_The task_
Copy out the lines of the data from the line with "- org-number-label: 기관번호" up to and including the line with "- dept-label: 진료과: [281, 79, 319, 98]", character for character.
______________________________
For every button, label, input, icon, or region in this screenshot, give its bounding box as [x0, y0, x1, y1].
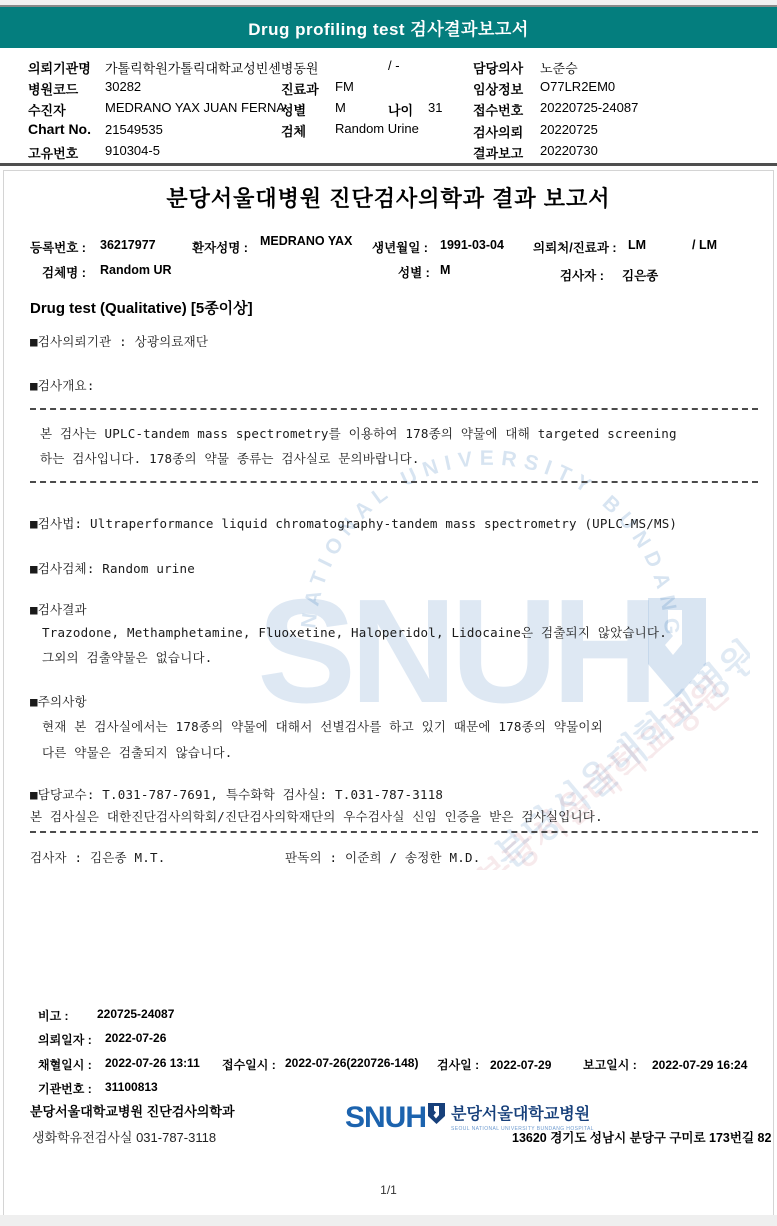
- org-number-label: 기관번호 :: [38, 1080, 92, 1097]
- report-label: 결과보고: [473, 143, 523, 162]
- specimen-name-value: Random UR: [100, 263, 172, 277]
- test-date-value: 2022-07-29: [490, 1058, 551, 1072]
- collect-dt-value: 2022-07-26 13:11: [105, 1056, 200, 1070]
- patient-label: 수진자: [28, 100, 66, 119]
- referrer-value-1: LM: [628, 238, 646, 252]
- dept-label: 진료과: [281, 79, 319, 98]
- note-label: 비고 :: [38, 1007, 69, 1024]
- clinical-label: 임상정보: [473, 79, 523, 98]
- request-date-label: 의뢰일자 :: [38, 1031, 92, 1048]
- request-value: 20220725: [540, 122, 598, 137]
- professor-line: ■담당교수: T.031-787-7691, 특수화학 검사실: T.031-7…: [30, 785, 443, 803]
- hospital-address: 13620 경기도 성남시 분당구 구미로 173번길 82: [512, 1128, 771, 1146]
- receive-dt-value: 2022-07-26(220726-148): [285, 1056, 418, 1070]
- result-line-2: 그외의 검출약물은 없습니다.: [42, 648, 212, 666]
- snuh-shield-icon: [428, 1103, 445, 1129]
- reg-no-value: 36217977: [100, 238, 156, 252]
- accreditation-line: 본 검사실은 대한진단검사의학회/진단검사의학재단의 우수검사실 신임 인증을 …: [30, 807, 603, 825]
- patient-sex-value: M: [440, 263, 450, 277]
- sex-label: 성별: [281, 100, 306, 119]
- overview-heading: ■검사개요:: [30, 376, 95, 394]
- top-strip: [0, 0, 777, 7]
- caution-line-1: 현재 본 검사실에서는 178종의 약물에 대해서 선별검사를 하고 있기 때문…: [42, 717, 603, 735]
- receipt-value: 20220725-24087: [540, 100, 638, 115]
- patient-value: MEDRANO YAX JUAN FERNA: [105, 100, 285, 115]
- patient-sex-label: 성별 :: [398, 263, 430, 281]
- referrer-label: 의뢰처/진료과 :: [533, 238, 617, 256]
- hospital-code-label: 병원코드: [28, 79, 78, 98]
- org-extra: / -: [388, 58, 400, 73]
- receipt-label: 접수번호: [473, 100, 523, 119]
- org-label: 의뢰기관명: [28, 58, 91, 77]
- header-separator: [0, 163, 777, 166]
- report-dt-label: 보고일시 :: [583, 1056, 637, 1073]
- referrer-value-2: / LM: [692, 238, 717, 252]
- collect-dt-label: 채혈일시 :: [38, 1056, 92, 1073]
- uid-value: 910304-5: [105, 143, 160, 158]
- chart-no-value: 21549535: [105, 122, 163, 137]
- overview-line-2: 하는 검사입니다. 178종의 약물 종류는 검사실로 문의바랍니다.: [40, 449, 420, 467]
- hospital-code-value: 30282: [105, 79, 141, 94]
- doctor-value: 노준승: [540, 58, 578, 77]
- examiner-label: 검사자 :: [560, 266, 604, 284]
- specimen-label: 검체: [281, 121, 306, 140]
- doctor-label: 담당의사: [473, 58, 523, 77]
- patient-name-label: 환자성명 :: [192, 238, 248, 256]
- signature-examiner: 검사자 : 김은종 M.T.: [30, 848, 165, 866]
- dashed-divider-3: [30, 831, 758, 833]
- specimen-value: Random Urine: [335, 121, 419, 136]
- dept-value: FM: [335, 79, 354, 94]
- report-banner: Drug profiling test 검사결과보고서: [0, 7, 777, 48]
- report-value: 20220730: [540, 143, 598, 158]
- request-label: 검사의뢰: [473, 122, 523, 141]
- note-value: 220725-24087: [97, 1007, 174, 1021]
- birth-label: 생년월일 :: [372, 238, 428, 256]
- org-value: 가톨릭학원가톨릭대학교성빈센병동원: [105, 58, 319, 77]
- dashed-divider-2: [30, 481, 758, 483]
- method-line: ■검사법: Ultraperformance liquid chromatogr…: [30, 514, 677, 532]
- report-dt-value: 2022-07-29 16:24: [652, 1058, 747, 1072]
- report-title: 분당서울대병원 진단검사의학과 결과 보고서: [0, 182, 777, 213]
- dashed-divider-1: [30, 408, 758, 410]
- birth-value: 1991-03-04: [440, 238, 504, 252]
- snuh-logo-kr: 분당서울대학교병원: [451, 1106, 594, 1124]
- receive-dt-label: 접수일시 :: [222, 1056, 276, 1073]
- reg-no-label: 등록번호 :: [30, 238, 86, 256]
- age-value: 31: [428, 100, 442, 115]
- test-specimen-line: ■검사검체: Random urine: [30, 559, 195, 577]
- signature-reader: 판독의 : 이준희 / 송정한 M.D.: [285, 848, 480, 866]
- caution-line-2: 다른 약물은 검출되지 않습니다.: [42, 743, 232, 761]
- clinical-value: O77LR2EM0: [540, 79, 615, 94]
- footer-dept-line-2: 생화학유전검사실 031-787-3118: [32, 1127, 216, 1146]
- caution-heading: ■주의사항: [30, 692, 87, 710]
- page-number: 1/1: [0, 1183, 777, 1197]
- examiner-value: 김은종: [622, 266, 658, 284]
- age-label: 나이: [388, 100, 413, 119]
- footer-dept-line-1: 분당서울대학교병원 진단검사의학과: [30, 1101, 235, 1120]
- overview-line-1: 본 검사는 UPLC-tandem mass spectrometry를 이용하…: [40, 424, 677, 442]
- test-title: Drug test (Qualitative) [5종이상]: [30, 297, 253, 318]
- chart-no-label: Chart No.: [28, 121, 91, 137]
- request-date-value: 2022-07-26: [105, 1031, 166, 1045]
- referral-line: ■검사의뢰기관 : 상광의료재단: [30, 332, 208, 350]
- uid-label: 고유번호: [28, 143, 78, 162]
- sex-value: M: [335, 100, 346, 115]
- bottom-bar: [0, 1215, 777, 1226]
- result-heading: ■검사결과: [30, 600, 87, 618]
- org-number-value: 31100813: [105, 1080, 158, 1094]
- patient-name-value: MEDRANO YAX: [260, 234, 352, 248]
- result-line-1: Trazodone, Methamphetamine, Fluoxetine, …: [42, 623, 667, 641]
- specimen-name-label: 검체명 :: [42, 263, 86, 281]
- banner-title: Drug profiling test 검사결과보고서: [248, 15, 529, 40]
- snuh-logo-text: SNUH: [345, 1103, 426, 1133]
- test-date-label: 검사일 :: [437, 1056, 479, 1073]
______________________________
_Answer for the task_
- org-number-label: 기관번호 :: [38, 1080, 92, 1097]
- report-label: 결과보고: [473, 143, 523, 162]
- specimen-name-value: Random UR: [100, 263, 172, 277]
- test-date-value: 2022-07-29: [490, 1058, 551, 1072]
- collect-dt-value: 2022-07-26 13:11: [105, 1056, 200, 1070]
- patient-label: 수진자: [28, 100, 66, 119]
- referrer-value-1: LM: [628, 238, 646, 252]
- dept-label: 진료과: [281, 79, 319, 98]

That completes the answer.